- **AIM OF THE EXERCISE**: Set down each line of the data below exactly as it stands, dropping the pictures.

- **MATERIAL SUPPLIED**:

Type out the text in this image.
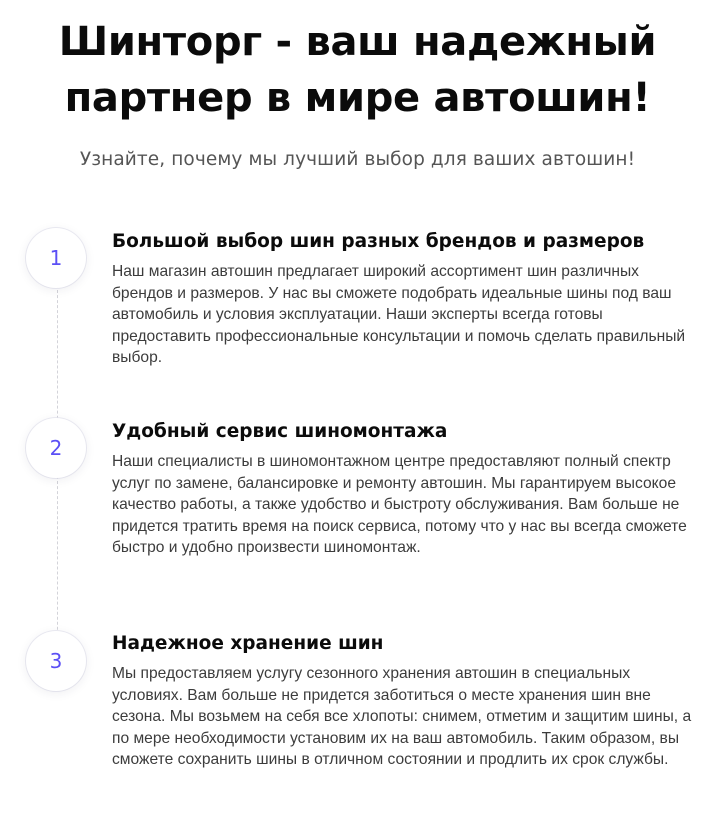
Шинторг - ваш надежный партнер в мире автошин!
Узнайте, почему мы лучший выбор для ваших автошин!
1
Большой выбор шин разных брендов и размеров
Наш магазин автошин предлагает широкий ассортимент шин различных брендов и размеров. У нас вы сможете подобрать идеальные шины под ваш автомобиль и условия эксплуатации. Наши эксперты всегда готовы предоставить профессиональные консультации и помочь сделать правильный выбор.
2
Удобный сервис шиномонтажа
Наши специалисты в шиномонтажном центре предоставляют полный спектр услуг по замене, балансировке и ремонту автошин. Мы гарантируем высокое качество работы, а также удобство и быстроту обслуживания. Вам больше не придется тратить время на поиск сервиса, потому что у нас вы всегда сможете быстро и удобно произвести шиномонтаж.
3
Надежное хранение шин
Мы предоставляем услугу сезонного хранения автошин в специальных условиях. Вам больше не придется заботиться о месте хранения шин вне сезона. Мы возьмем на себя все хлопоты: снимем, отметим и защитим шины, а по мере необходимости установим их на ваш автомобиль. Таким образом, вы сможете сохранить шины в отличном состоянии и продлить их срок службы.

- **TASK ANSWER**:
Type out the text in this image.
Шинторг - ваш надежный партнер в мире автошин!
Узнайте, почему мы лучший выбор для ваших автошин!
1
Большой выбор шин разных брендов и размеров
Наш магазин автошин предлагает широкий ассортимент шин различных брендов и размеров. У нас вы сможете подобрать идеальные шины под ваш автомобиль и условия эксплуатации. Наши эксперты всегда готовы предоставить профессиональные консультации и помочь сделать правильный выбор.
2
Удобный сервис шиномонтажа
Наши специалисты в шиномонтажном центре предоставляют полный спектр услуг по замене, балансировке и ремонту автошин. Мы гарантируем высокое качество работы, а также удобство и быстроту обслуживания. Вам больше не придется тратить время на поиск сервиса, потому что у нас вы всегда сможете быстро и удобно произвести шиномонтаж.
3
Надежное хранение шин
Мы предоставляем услугу сезонного хранения автошин в специальных условиях. Вам больше не придется заботиться о месте хранения шин вне сезона. Мы возьмем на себя все хлопоты: снимем, отметим и защитим шины, а по мере необходимости установим их на ваш автомобиль. Таким образом, вы сможете сохранить шины в отличном состоянии и продлить их срок службы.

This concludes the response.